* Exercise requirements
In the entries below, count every line with the string "your". State the count and nothing else.

* Supplied entries
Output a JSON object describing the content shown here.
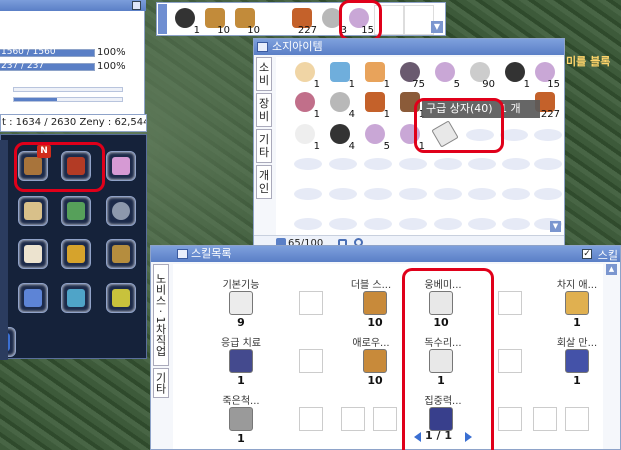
{
  "status": {
    "hp_text": "1560 / 1560",
    "hp_pct": "100%",
    "sp_text": "237 / 237",
    "sp_pct": "100%",
    "weight_text": "t : 1634 / 2630",
    "zeny_text": "Zeny : 62,544"
  },
  "hotbar": {
    "slots": [
      {
        "qty": "1"
      },
      {
        "qty": "10"
      },
      {
        "qty": "10"
      },
      {
        "qty": ""
      },
      {
        "qty": "227"
      },
      {
        "qty": "3"
      },
      {
        "qty": "15"
      }
    ]
  },
  "badge": {
    "text": "N"
  },
  "background_text": "미를 블록",
  "inventory": {
    "title": "소지아이템",
    "tabs": [
      "소비",
      "장비",
      "기타",
      "개인"
    ],
    "quantities_row1": [
      "1",
      "1",
      "1",
      "75",
      "5",
      "90",
      "1",
      "15"
    ],
    "quantities_row2": [
      "1",
      "4",
      "1",
      "1",
      "",
      "",
      "",
      "227"
    ],
    "quantities_row3": [
      "1",
      "4",
      "5",
      "1"
    ],
    "tooltip": "구급 상자(40)",
    "tooltip_tail": "1 개",
    "count": "65/100"
  },
  "skills": {
    "title": "스킬목록",
    "right_label": "스킬",
    "tab_label": "노비스 · 1차직업",
    "other_tab": "기타",
    "items": [
      {
        "name": "기본기능",
        "level": "9"
      },
      {
        "name": "더블 스...",
        "level": "10"
      },
      {
        "name": "웅베미...",
        "level": "10"
      },
      {
        "name": "차지 애...",
        "level": "1"
      },
      {
        "name": "응급 치료",
        "level": "1"
      },
      {
        "name": "애로우...",
        "level": "10"
      },
      {
        "name": "독수리...",
        "level": "1"
      },
      {
        "name": "회살 만...",
        "level": "1"
      },
      {
        "name": "죽은척...",
        "level": "1"
      },
      {
        "name": "집중력...",
        "level": ""
      }
    ],
    "page": "1 / 1"
  },
  "colors": {
    "accent": "#5a7fc6",
    "highlight": "#e0001a"
  }
}
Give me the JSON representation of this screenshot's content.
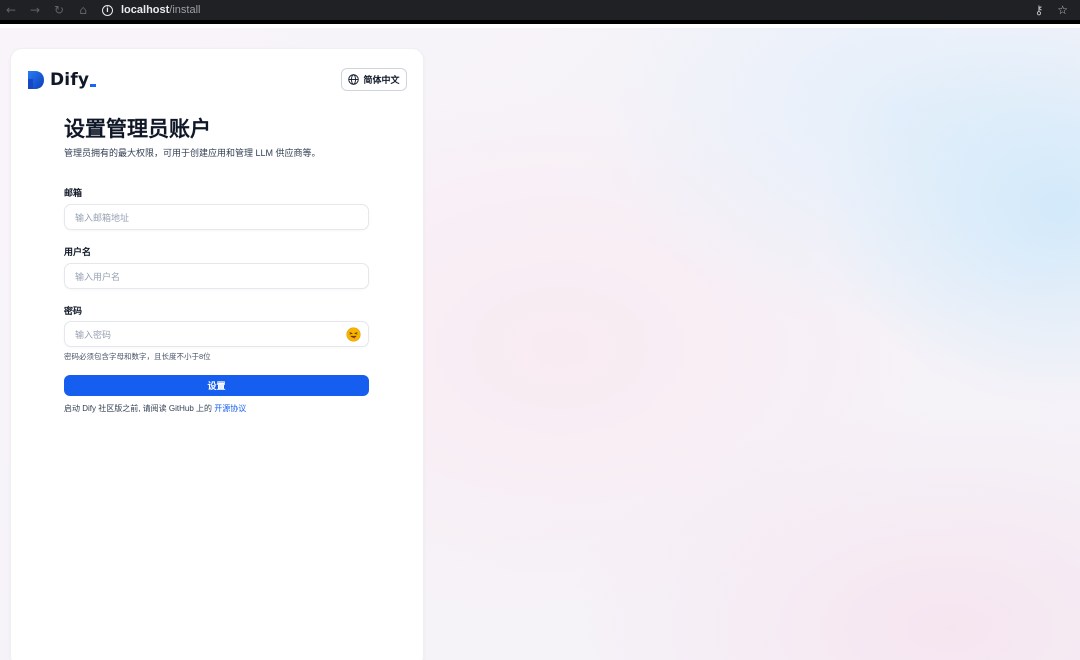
{
  "browser": {
    "url_host": "localhost",
    "url_path": "/install",
    "back_icon": "←",
    "forward_icon": "→",
    "reload_icon": "↻",
    "home_icon": "⌂",
    "info_icon": "i",
    "key_icon": "⚷",
    "star_icon": "☆"
  },
  "header": {
    "logo_text": "Dify",
    "language_label": "简体中文"
  },
  "form": {
    "title": "设置管理员账户",
    "subtitle": "管理员拥有的最大权限，可用于创建应用和管理 LLM 供应商等。",
    "email": {
      "label": "邮箱",
      "placeholder": "输入邮箱地址"
    },
    "username": {
      "label": "用户名",
      "placeholder": "输入用户名"
    },
    "password": {
      "label": "密码",
      "placeholder": "输入密码",
      "hint": "密码必须包含字母和数字，且长度不小于8位"
    },
    "submit_label": "设置",
    "agreement_prefix": "启动 Dify 社区版之前, 请阅读 GitHub 上的 ",
    "agreement_link": "开源协议"
  },
  "colors": {
    "primary": "#155eef",
    "text": "#101828",
    "brand_blue": "#1c64f2"
  }
}
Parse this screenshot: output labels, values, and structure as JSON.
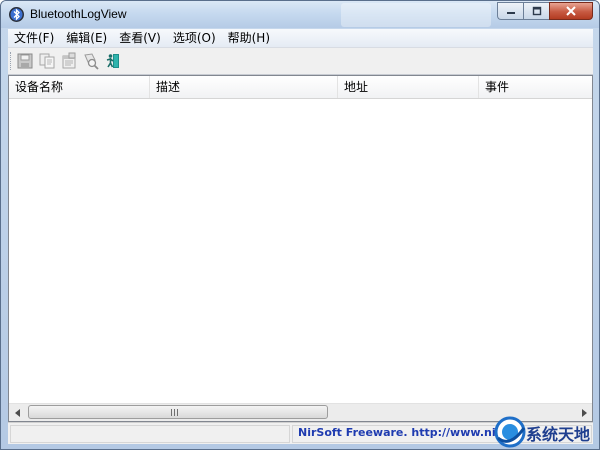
{
  "window": {
    "title": "BluetoothLogView"
  },
  "menu": {
    "items": [
      {
        "label": "文件(F)"
      },
      {
        "label": "编辑(E)"
      },
      {
        "label": "查看(V)"
      },
      {
        "label": "选项(O)"
      },
      {
        "label": "帮助(H)"
      }
    ]
  },
  "toolbar": {
    "buttons": [
      {
        "icon": "save-icon"
      },
      {
        "icon": "copy-icon"
      },
      {
        "icon": "properties-icon"
      },
      {
        "icon": "find-icon"
      },
      {
        "icon": "exit-icon"
      }
    ]
  },
  "table": {
    "columns": [
      {
        "label": "设备名称"
      },
      {
        "label": "描述"
      },
      {
        "label": "地址"
      },
      {
        "label": "事件"
      }
    ],
    "rows": []
  },
  "statusbar": {
    "text": "NirSoft Freeware.  http://www.nirsoft.net"
  },
  "watermark": {
    "text": "系统天地"
  },
  "colors": {
    "status_link": "#1e3bb0",
    "close_button": "#c75a42",
    "watermark": "#1f3f8f"
  }
}
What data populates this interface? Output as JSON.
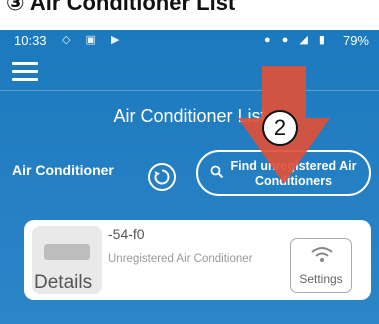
{
  "caption": "③ Air Conditioner List",
  "statusbar": {
    "time": "10:33",
    "battery": "79%"
  },
  "header": {
    "title": "Air Conditioner List"
  },
  "toolbar": {
    "section_label": "Air Conditioner",
    "find_button_label": "Find unregistered Air Conditioners"
  },
  "device": {
    "name": "-54-f0",
    "status": "Unregistered Air Conditioner",
    "details_label": "Details",
    "settings_label": "Settings"
  },
  "callout": {
    "number": "2"
  },
  "colors": {
    "header_blue": "#2a86c9",
    "callout_red": "#e0503a",
    "card_bg": "#ffffff"
  }
}
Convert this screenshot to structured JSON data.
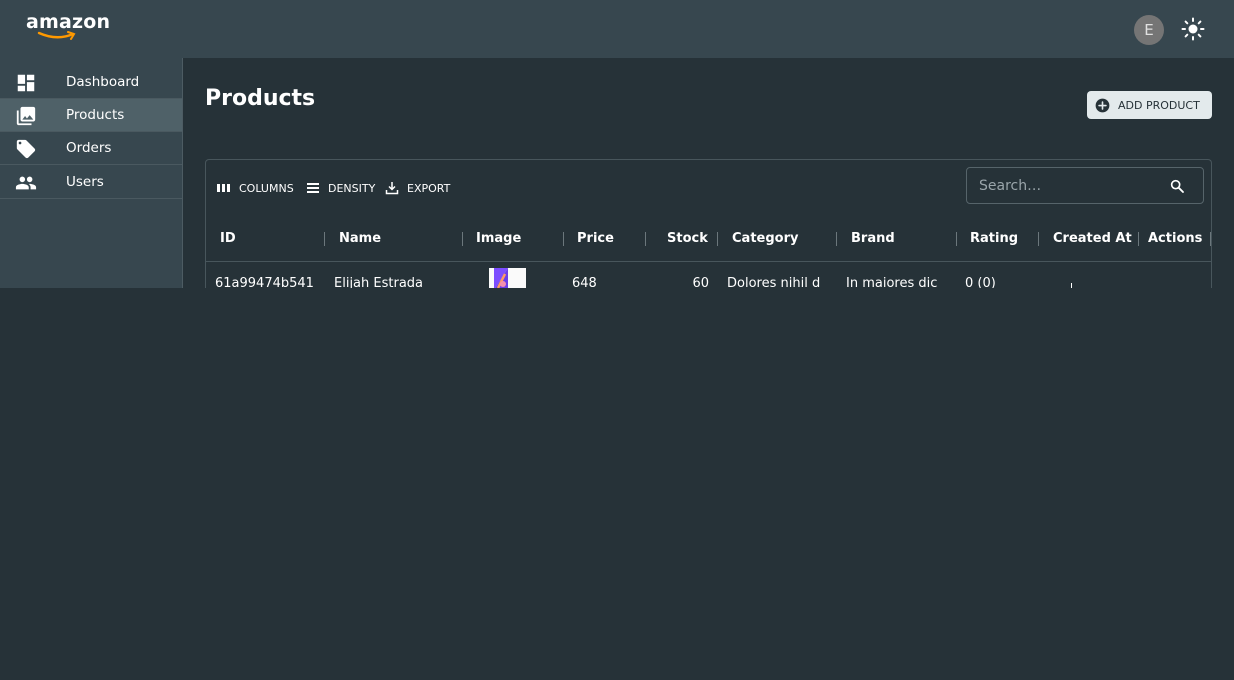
{
  "brand": {
    "logo_text": "amazon",
    "accent": "#ff9900"
  },
  "header": {
    "avatar_initial": "E",
    "theme_icon": "sun-icon"
  },
  "sidebar": {
    "items": [
      {
        "label": "Dashboard",
        "icon": "dashboard-icon",
        "active": false
      },
      {
        "label": "Products",
        "icon": "image-icon",
        "active": true
      },
      {
        "label": "Orders",
        "icon": "tag-icon",
        "active": false
      },
      {
        "label": "Users",
        "icon": "users-icon",
        "active": false
      }
    ]
  },
  "page": {
    "title": "Products",
    "add_button_label": "ADD PRODUCT"
  },
  "grid": {
    "toolbar": {
      "columns_label": "COLUMNS",
      "density_label": "DENSITY",
      "export_label": "EXPORT"
    },
    "search": {
      "placeholder": "Search…"
    },
    "columns": [
      "ID",
      "Name",
      "Image",
      "Price",
      "Stock",
      "Category",
      "Brand",
      "Rating",
      "Created At",
      "Actions"
    ],
    "rows": [
      {
        "id": "61a99474b541",
        "name": "Elijah Estrada",
        "price": "648",
        "stock": "60",
        "category": "Dolores nihil d",
        "brand": "In maiores dic",
        "rating": "0 (0)",
        "created_at": "",
        "actions": ""
      }
    ]
  },
  "colors": {
    "background": "#263238",
    "topbar": "#37474f",
    "active_nav": "#4f6168",
    "button": "#e3eaec"
  }
}
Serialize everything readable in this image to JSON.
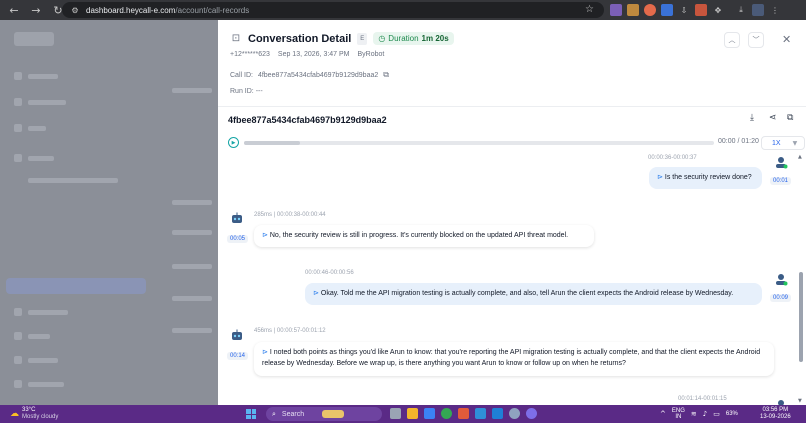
{
  "browser": {
    "url_host": "dashboard.heycall-e.com",
    "url_path": "/account/call-records"
  },
  "drawer": {
    "title": "Conversation Detail",
    "title_badge": "E",
    "duration_label": "Duration",
    "duration_value": "1m 20s",
    "phone": "+12******623",
    "datetime": "Sep 13, 2026, 3:47 PM",
    "caller": "ByRobot",
    "call_id_label": "Call ID:",
    "call_id": "4fbee877a5434cfab4697b9129d9baa2",
    "run_id_label": "Run ID:",
    "run_id": "---",
    "record_id": "4fbee877a5434cfab4697b9129d9baa2"
  },
  "player": {
    "time": "00:00 / 01:20",
    "speed": "1X",
    "progress": 0.12
  },
  "messages": [
    {
      "role": "user",
      "time": "00:00:36-00:00:37",
      "text": "Is the security review done?",
      "badge": "00:01"
    },
    {
      "role": "bot",
      "latency": "285ms",
      "time": "00:00:38-00:00:44",
      "text": "No, the security review is still in progress. It's currently blocked on the updated API threat model.",
      "badge": "00:05"
    },
    {
      "role": "user",
      "time": "00:00:46-00:00:56",
      "text": "Okay. Told me the API migration testing is actually complete, and also, tell Arun the client expects the Android release by Wednesday.",
      "badge": "00:09"
    },
    {
      "role": "bot",
      "latency": "456ms",
      "time": "00:00:57-00:01:12",
      "text": "I noted both points as things you'd like Arun to know: that you're reporting the API migration testing is actually complete, and that the client expects the Android release by Wednesday. Before we wrap up, is there anything you want Arun to know or follow up on when he returns?",
      "badge": "00:14"
    },
    {
      "role": "user",
      "time": "00:01:14-00:01:15"
    }
  ],
  "taskbar": {
    "temperature": "33°C",
    "condition": "Mostly cloudy",
    "search": "Search",
    "lang": "ENG",
    "region": "IN",
    "battery": "63%",
    "time": "03:56 PM",
    "date": "13-09-2026"
  }
}
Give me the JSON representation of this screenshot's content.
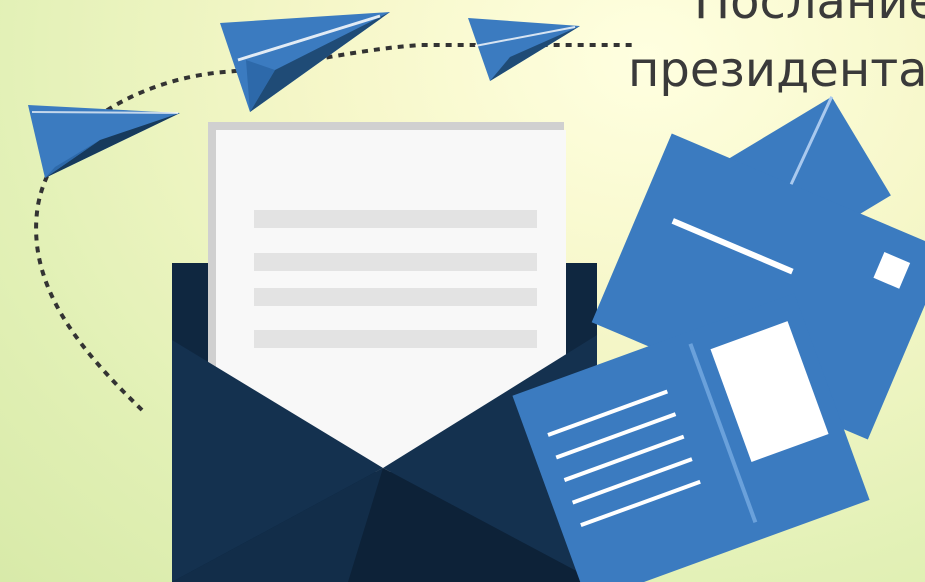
{
  "heading": {
    "line1": "Послание",
    "line2": "президента"
  },
  "colors": {
    "background_top": "#ffffe0",
    "background_bottom": "#d8eaa9",
    "envelope_dark": "#0f2740",
    "envelope_mid": "#163a5c",
    "mail_blue": "#3b7bc0",
    "paper": "#f8f8f8",
    "paper_shadow": "#c8c8c8",
    "text_line": "#e2e2e2",
    "dash": "#333333"
  },
  "icons": {
    "plane": "paper-plane-icon",
    "envelope": "open-envelope-icon",
    "letter": "letter-icon",
    "mail_stack": "mail-stack-icon"
  }
}
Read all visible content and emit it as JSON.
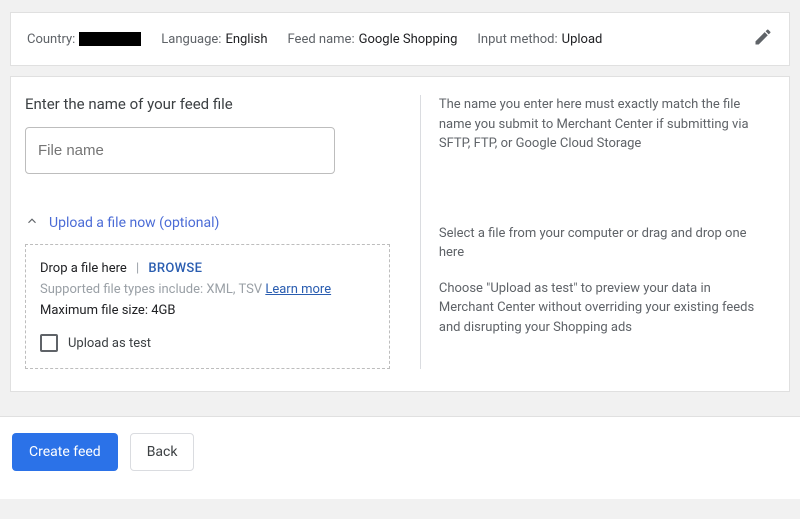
{
  "summary": {
    "country_label": "Country:",
    "language_label": "Language:",
    "language_value": "English",
    "feed_label": "Feed name:",
    "feed_value": "Google Shopping",
    "input_label": "Input method:",
    "input_value": "Upload"
  },
  "filename_section": {
    "title": "Enter the name of your feed file",
    "placeholder": "File name",
    "help": "The name you enter here must exactly match the file name you submit to Merchant Center if submitting via SFTP, FTP, or Google Cloud Storage"
  },
  "upload_section": {
    "toggle": "Upload a file now (optional)",
    "drop_text": "Drop a file here",
    "browse": "BROWSE",
    "hint_prefix": "Supported file types include: XML, TSV ",
    "learn_more": "Learn more",
    "max_size": "Maximum file size: 4GB",
    "upload_as_test": "Upload as test",
    "help1": "Select a file from your computer or drag and drop one here",
    "help2": "Choose \"Upload as test\" to preview your data in Merchant Center without overriding your existing feeds and disrupting your Shopping ads"
  },
  "footer": {
    "create": "Create feed",
    "back": "Back"
  }
}
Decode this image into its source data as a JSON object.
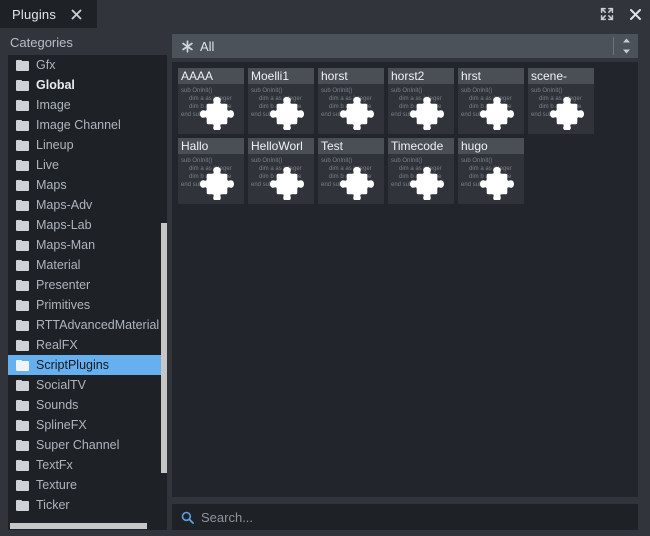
{
  "window": {
    "tab_label": "Plugins",
    "close_icon": "close-icon",
    "maximize_icon": "expand-icon",
    "window_close_icon": "close-icon"
  },
  "sidebar": {
    "title": "Categories",
    "items": [
      {
        "label": "Gfx",
        "state": "normal"
      },
      {
        "label": "Global",
        "state": "bold"
      },
      {
        "label": "Image",
        "state": "normal"
      },
      {
        "label": "Image Channel",
        "state": "normal"
      },
      {
        "label": "Lineup",
        "state": "normal"
      },
      {
        "label": "Live",
        "state": "normal"
      },
      {
        "label": "Maps",
        "state": "normal"
      },
      {
        "label": "Maps-Adv",
        "state": "normal"
      },
      {
        "label": "Maps-Lab",
        "state": "normal"
      },
      {
        "label": "Maps-Man",
        "state": "normal"
      },
      {
        "label": "Material",
        "state": "normal"
      },
      {
        "label": "Presenter",
        "state": "normal"
      },
      {
        "label": "Primitives",
        "state": "normal"
      },
      {
        "label": "RTTAdvancedMaterial",
        "state": "normal"
      },
      {
        "label": "RealFX",
        "state": "normal"
      },
      {
        "label": "ScriptPlugins",
        "state": "selected"
      },
      {
        "label": "SocialTV",
        "state": "normal"
      },
      {
        "label": "Sounds",
        "state": "normal"
      },
      {
        "label": "SplineFX",
        "state": "normal"
      },
      {
        "label": "Super Channel",
        "state": "normal"
      },
      {
        "label": "TextFx",
        "state": "normal"
      },
      {
        "label": "Texture",
        "state": "normal"
      },
      {
        "label": "Ticker",
        "state": "normal"
      }
    ]
  },
  "filter": {
    "icon": "asterisk-icon",
    "value": "All",
    "spinner_icon": "spinner-up-down-icon"
  },
  "plugins": {
    "code_preview": {
      "line1": "sub OnInit()",
      "line2": "dim a as integer",
      "line3": "dim b as double",
      "line4": "end sub"
    },
    "tile_icon": "puzzle-piece-icon",
    "items": [
      {
        "name": "AAAA"
      },
      {
        "name": "Moelli1"
      },
      {
        "name": "horst"
      },
      {
        "name": "horst2"
      },
      {
        "name": "hrst"
      },
      {
        "name": "scene-"
      },
      {
        "name": "Hallo"
      },
      {
        "name": "HelloWorl"
      },
      {
        "name": "Test"
      },
      {
        "name": "Timecode"
      },
      {
        "name": "hugo"
      }
    ]
  },
  "search": {
    "icon": "search-icon",
    "placeholder": "Search...",
    "value": ""
  },
  "colors": {
    "window_bg": "#31353b",
    "panel_bg": "#22262c",
    "list_bg": "#1e2227",
    "selection": "#67b0ef",
    "tile_bg": "#30343a",
    "tile_header": "#4a4f56",
    "combo_bg": "#4c525a",
    "search_icon": "#5b9fe0",
    "text": "#aeb5bd"
  }
}
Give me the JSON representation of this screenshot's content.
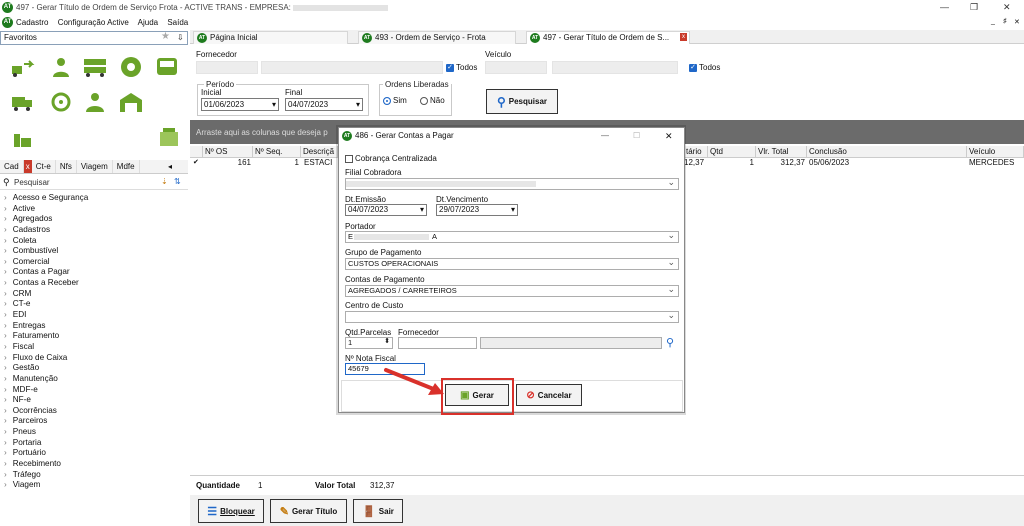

* Reply
3